== Extracted data entries ==

====

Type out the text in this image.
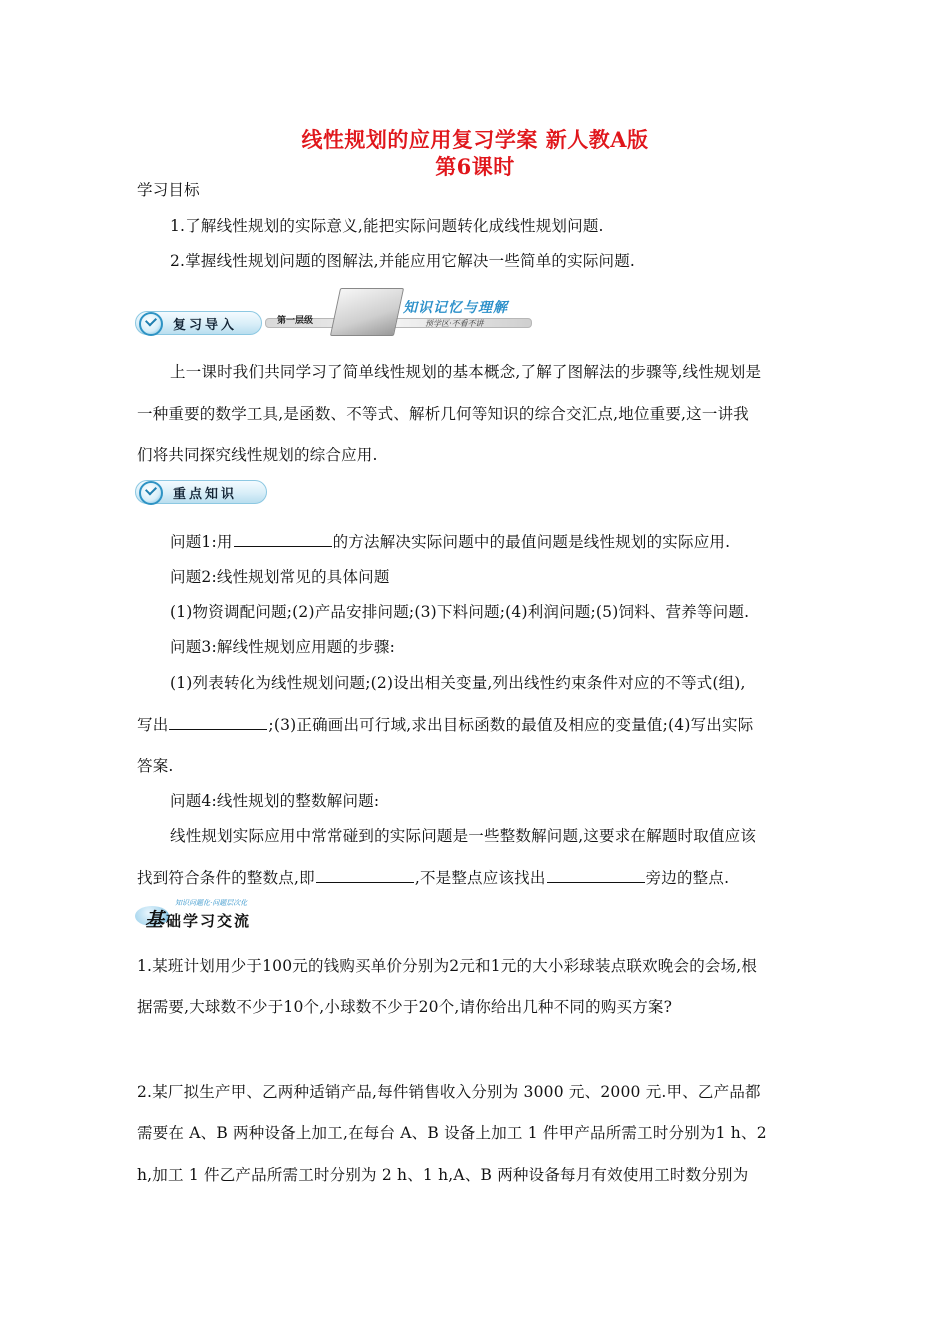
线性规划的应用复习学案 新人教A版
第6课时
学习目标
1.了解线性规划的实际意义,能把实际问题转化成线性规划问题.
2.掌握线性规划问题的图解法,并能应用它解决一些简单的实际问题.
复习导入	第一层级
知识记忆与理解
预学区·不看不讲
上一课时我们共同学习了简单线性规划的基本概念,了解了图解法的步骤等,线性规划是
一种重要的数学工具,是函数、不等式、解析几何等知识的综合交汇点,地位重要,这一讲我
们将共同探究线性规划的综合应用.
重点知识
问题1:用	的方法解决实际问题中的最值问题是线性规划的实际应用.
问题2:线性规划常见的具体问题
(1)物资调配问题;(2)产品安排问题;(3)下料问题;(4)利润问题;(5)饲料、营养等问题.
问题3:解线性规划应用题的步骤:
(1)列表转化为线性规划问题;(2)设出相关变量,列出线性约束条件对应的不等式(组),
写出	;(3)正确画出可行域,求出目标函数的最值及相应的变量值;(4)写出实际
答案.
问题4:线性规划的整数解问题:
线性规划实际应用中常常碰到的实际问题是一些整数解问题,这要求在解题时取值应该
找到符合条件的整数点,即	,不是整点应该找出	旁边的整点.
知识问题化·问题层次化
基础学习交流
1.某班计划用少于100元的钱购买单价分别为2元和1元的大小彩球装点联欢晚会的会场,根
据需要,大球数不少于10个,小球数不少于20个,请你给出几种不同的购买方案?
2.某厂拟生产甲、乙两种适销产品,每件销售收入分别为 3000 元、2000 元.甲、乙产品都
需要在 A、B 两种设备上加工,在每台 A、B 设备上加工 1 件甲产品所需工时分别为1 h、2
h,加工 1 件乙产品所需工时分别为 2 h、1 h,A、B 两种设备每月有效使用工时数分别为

====

== What you will do ==
Nothing but the pictures may be dropped; output the records above exactly.

== Task solution ==
Type out the text in this image.
线性规划的应用复习学案 新人教A版
第6课时
学习目标
1.了解线性规划的实际意义,能把实际问题转化成线性规划问题.
2.掌握线性规划问题的图解法,并能应用它解决一些简单的实际问题.
复习导入	第一层级
知识记忆与理解
预学区·不看不讲
上一课时我们共同学习了简单线性规划的基本概念,了解了图解法的步骤等,线性规划是
一种重要的数学工具,是函数、不等式、解析几何等知识的综合交汇点,地位重要,这一讲我
们将共同探究线性规划的综合应用.
重点知识
问题1:用	的方法解决实际问题中的最值问题是线性规划的实际应用.
问题2:线性规划常见的具体问题
(1)物资调配问题;(2)产品安排问题;(3)下料问题;(4)利润问题;(5)饲料、营养等问题.
问题3:解线性规划应用题的步骤:
(1)列表转化为线性规划问题;(2)设出相关变量,列出线性约束条件对应的不等式(组),
写出	;(3)正确画出可行域,求出目标函数的最值及相应的变量值;(4)写出实际
答案.
问题4:线性规划的整数解问题:
线性规划实际应用中常常碰到的实际问题是一些整数解问题,这要求在解题时取值应该
找到符合条件的整数点,即	,不是整点应该找出	旁边的整点.
知识问题化·问题层次化
基础学习交流
1.某班计划用少于100元的钱购买单价分别为2元和1元的大小彩球装点联欢晚会的会场,根
据需要,大球数不少于10个,小球数不少于20个,请你给出几种不同的购买方案?
2.某厂拟生产甲、乙两种适销产品,每件销售收入分别为 3000 元、2000 元.甲、乙产品都
需要在 A、B 两种设备上加工,在每台 A、B 设备上加工 1 件甲产品所需工时分别为1 h、2
h,加工 1 件乙产品所需工时分别为 2 h、1 h,A、B 两种设备每月有效使用工时数分别为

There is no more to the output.